→ **DIRECTIVE**
Each record must be reproduced exactly as it is shown.

Start of STORED DATA

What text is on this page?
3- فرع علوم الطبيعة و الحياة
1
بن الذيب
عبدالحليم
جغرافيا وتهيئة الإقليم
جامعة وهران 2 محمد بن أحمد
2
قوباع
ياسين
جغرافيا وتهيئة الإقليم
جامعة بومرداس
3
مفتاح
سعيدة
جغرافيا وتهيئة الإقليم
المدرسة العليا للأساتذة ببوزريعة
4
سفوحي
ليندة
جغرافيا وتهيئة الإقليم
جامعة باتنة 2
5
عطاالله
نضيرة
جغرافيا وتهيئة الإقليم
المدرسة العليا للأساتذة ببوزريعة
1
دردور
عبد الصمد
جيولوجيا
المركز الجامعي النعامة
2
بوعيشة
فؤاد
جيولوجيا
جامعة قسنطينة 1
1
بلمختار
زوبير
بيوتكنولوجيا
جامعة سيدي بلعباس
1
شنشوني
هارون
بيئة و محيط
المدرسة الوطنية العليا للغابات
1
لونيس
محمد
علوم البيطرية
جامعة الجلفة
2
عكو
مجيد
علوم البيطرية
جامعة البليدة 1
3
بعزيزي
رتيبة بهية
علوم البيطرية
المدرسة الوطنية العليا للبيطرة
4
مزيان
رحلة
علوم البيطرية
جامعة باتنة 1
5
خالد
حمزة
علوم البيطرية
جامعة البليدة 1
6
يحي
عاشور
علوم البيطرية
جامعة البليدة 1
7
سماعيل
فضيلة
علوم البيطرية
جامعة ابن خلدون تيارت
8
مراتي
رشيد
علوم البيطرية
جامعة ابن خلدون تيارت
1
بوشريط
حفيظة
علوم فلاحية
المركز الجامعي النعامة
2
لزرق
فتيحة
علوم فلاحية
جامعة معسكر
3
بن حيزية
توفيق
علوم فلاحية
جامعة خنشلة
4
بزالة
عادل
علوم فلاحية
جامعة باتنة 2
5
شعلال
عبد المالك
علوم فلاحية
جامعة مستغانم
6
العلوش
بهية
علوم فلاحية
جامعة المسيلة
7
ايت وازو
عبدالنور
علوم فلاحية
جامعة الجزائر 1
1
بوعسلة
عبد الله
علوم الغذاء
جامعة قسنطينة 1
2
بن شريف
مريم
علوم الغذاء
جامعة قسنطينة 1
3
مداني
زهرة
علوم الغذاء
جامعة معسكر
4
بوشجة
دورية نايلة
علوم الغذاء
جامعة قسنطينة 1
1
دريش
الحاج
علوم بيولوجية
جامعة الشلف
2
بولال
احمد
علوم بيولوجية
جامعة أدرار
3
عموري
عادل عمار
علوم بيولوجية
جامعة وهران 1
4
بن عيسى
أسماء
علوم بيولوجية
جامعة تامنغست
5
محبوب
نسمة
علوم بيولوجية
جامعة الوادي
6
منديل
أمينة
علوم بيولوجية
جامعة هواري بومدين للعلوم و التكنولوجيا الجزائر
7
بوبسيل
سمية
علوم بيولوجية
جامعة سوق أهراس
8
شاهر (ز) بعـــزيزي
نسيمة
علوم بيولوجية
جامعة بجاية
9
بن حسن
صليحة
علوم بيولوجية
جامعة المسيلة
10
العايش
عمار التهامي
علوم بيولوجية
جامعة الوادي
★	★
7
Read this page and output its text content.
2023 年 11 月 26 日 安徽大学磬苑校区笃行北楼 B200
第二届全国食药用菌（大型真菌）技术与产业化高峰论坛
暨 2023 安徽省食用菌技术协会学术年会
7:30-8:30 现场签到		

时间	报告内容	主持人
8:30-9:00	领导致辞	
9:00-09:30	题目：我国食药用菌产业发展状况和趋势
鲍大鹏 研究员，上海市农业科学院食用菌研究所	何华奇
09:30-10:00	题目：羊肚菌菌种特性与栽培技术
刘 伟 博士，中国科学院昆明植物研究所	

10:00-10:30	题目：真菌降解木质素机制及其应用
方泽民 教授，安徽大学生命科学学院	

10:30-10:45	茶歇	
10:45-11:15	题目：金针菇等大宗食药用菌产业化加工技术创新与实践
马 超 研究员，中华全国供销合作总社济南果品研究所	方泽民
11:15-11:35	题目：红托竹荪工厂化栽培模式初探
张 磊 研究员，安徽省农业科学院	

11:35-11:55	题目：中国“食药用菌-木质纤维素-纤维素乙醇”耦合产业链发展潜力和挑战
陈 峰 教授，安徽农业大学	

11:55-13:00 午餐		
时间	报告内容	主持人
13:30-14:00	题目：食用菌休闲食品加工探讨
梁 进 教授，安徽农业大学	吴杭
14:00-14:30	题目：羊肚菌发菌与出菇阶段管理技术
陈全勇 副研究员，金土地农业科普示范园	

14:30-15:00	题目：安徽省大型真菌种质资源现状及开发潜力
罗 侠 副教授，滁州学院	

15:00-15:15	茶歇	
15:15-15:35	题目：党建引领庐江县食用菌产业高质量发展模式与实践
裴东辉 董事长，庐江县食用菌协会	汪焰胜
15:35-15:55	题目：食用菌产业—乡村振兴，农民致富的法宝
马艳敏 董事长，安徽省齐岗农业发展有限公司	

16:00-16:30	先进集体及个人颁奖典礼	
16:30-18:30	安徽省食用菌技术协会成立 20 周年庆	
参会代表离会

End of STORED DATA

→ **EXPECTED OUTPUT**
What text is on this page?
3- فرع علوم الطبيعة و الحياة
1
بن الذيب
عبدالحليم
جغرافيا وتهيئة الإقليم
جامعة وهران 2 محمد بن أحمد
2
قوباع
ياسين
جغرافيا وتهيئة الإقليم
جامعة بومرداس
3
مفتاح
سعيدة
جغرافيا وتهيئة الإقليم
المدرسة العليا للأساتذة ببوزريعة
4
سفوحي
ليندة
جغرافيا وتهيئة الإقليم
جامعة باتنة 2
5
عطاالله
نضيرة
جغرافيا وتهيئة الإقليم
المدرسة العليا للأساتذة ببوزريعة
1
دردور
عبد الصمد
جيولوجيا
المركز الجامعي النعامة
2
بوعيشة
فؤاد
جيولوجيا
جامعة قسنطينة 1
1
بلمختار
زوبير
بيوتكنولوجيا
جامعة سيدي بلعباس
1
شنشوني
هارون
بيئة و محيط
المدرسة الوطنية العليا للغابات
1
لونيس
محمد
علوم البيطرية
جامعة الجلفة
2
عكو
مجيد
علوم البيطرية
جامعة البليدة 1
3
بعزيزي
رتيبة بهية
علوم البيطرية
المدرسة الوطنية العليا للبيطرة
4
مزيان
رحلة
علوم البيطرية
جامعة باتنة 1
5
خالد
حمزة
علوم البيطرية
جامعة البليدة 1
6
يحي
عاشور
علوم البيطرية
جامعة البليدة 1
7
سماعيل
فضيلة
علوم البيطرية
جامعة ابن خلدون تيارت
8
مراتي
رشيد
علوم البيطرية
جامعة ابن خلدون تيارت
1
بوشريط
حفيظة
علوم فلاحية
المركز الجامعي النعامة
2
لزرق
فتيحة
علوم فلاحية
جامعة معسكر
3
بن حيزية
توفيق
علوم فلاحية
جامعة خنشلة
4
بزالة
عادل
علوم فلاحية
جامعة باتنة 2
5
شعلال
عبد المالك
علوم فلاحية
جامعة مستغانم
6
العلوش
بهية
علوم فلاحية
جامعة المسيلة
7
ايت وازو
عبدالنور
علوم فلاحية
جامعة الجزائر 1
1
بوعسلة
عبد الله
علوم الغذاء
جامعة قسنطينة 1
2
بن شريف
مريم
علوم الغذاء
جامعة قسنطينة 1
3
مداني
زهرة
علوم الغذاء
جامعة معسكر
4
بوشجة
دورية نايلة
علوم الغذاء
جامعة قسنطينة 1
1
دريش
الحاج
علوم بيولوجية
جامعة الشلف
2
بولال
احمد
علوم بيولوجية
جامعة أدرار
3
عموري
عادل عمار
علوم بيولوجية
جامعة وهران 1
4
بن عيسى
أسماء
علوم بيولوجية
جامعة تامنغست
5
محبوب
نسمة
علوم بيولوجية
جامعة الوادي
6
منديل
أمينة
علوم بيولوجية
جامعة هواري بومدين للعلوم و التكنولوجيا الجزائر
7
بوبسيل
سمية
علوم بيولوجية
جامعة سوق أهراس
8
شاهر (ز) بعـــزيزي
نسيمة
علوم بيولوجية
جامعة بجاية
9
بن حسن
صليحة
علوم بيولوجية
جامعة المسيلة
10
العايش
عمار التهامي
علوم بيولوجية
جامعة الوادي
★	★
7
Read this page and output its text content.
2023 年 11 月 26 日 安徽大学磬苑校区笃行北楼 B200
第二届全国食药用菌（大型真菌）技术与产业化高峰论坛
暨 2023 安徽省食用菌技术协会学术年会
7:30-8:30 现场签到		

时间	报告内容	主持人
8:30-9:00	领导致辞	
9:00-09:30	题目：我国食药用菌产业发展状况和趋势
鲍大鹏 研究员，上海市农业科学院食用菌研究所	何华奇
09:30-10:00	题目：羊肚菌菌种特性与栽培技术
刘 伟 博士，中国科学院昆明植物研究所	

10:00-10:30	题目：真菌降解木质素机制及其应用
方泽民 教授，安徽大学生命科学学院	

10:30-10:45	茶歇	
10:45-11:15	题目：金针菇等大宗食药用菌产业化加工技术创新与实践
马 超 研究员，中华全国供销合作总社济南果品研究所	方泽民
11:15-11:35	题目：红托竹荪工厂化栽培模式初探
张 磊 研究员，安徽省农业科学院	

11:35-11:55	题目：中国“食药用菌-木质纤维素-纤维素乙醇”耦合产业链发展潜力和挑战
陈 峰 教授，安徽农业大学	

11:55-13:00 午餐		
时间	报告内容	主持人
13:30-14:00	题目：食用菌休闲食品加工探讨
梁 进 教授，安徽农业大学	吴杭
14:00-14:30	题目：羊肚菌发菌与出菇阶段管理技术
陈全勇 副研究员，金土地农业科普示范园	

14:30-15:00	题目：安徽省大型真菌种质资源现状及开发潜力
罗 侠 副教授，滁州学院	

15:00-15:15	茶歇	
15:15-15:35	题目：党建引领庐江县食用菌产业高质量发展模式与实践
裴东辉 董事长，庐江县食用菌协会	汪焰胜
15:35-15:55	题目：食用菌产业—乡村振兴，农民致富的法宝
马艳敏 董事长，安徽省齐岗农业发展有限公司	

16:00-16:30	先进集体及个人颁奖典礼	
16:30-18:30	安徽省食用菌技术协会成立 20 周年庆	
参会代表离会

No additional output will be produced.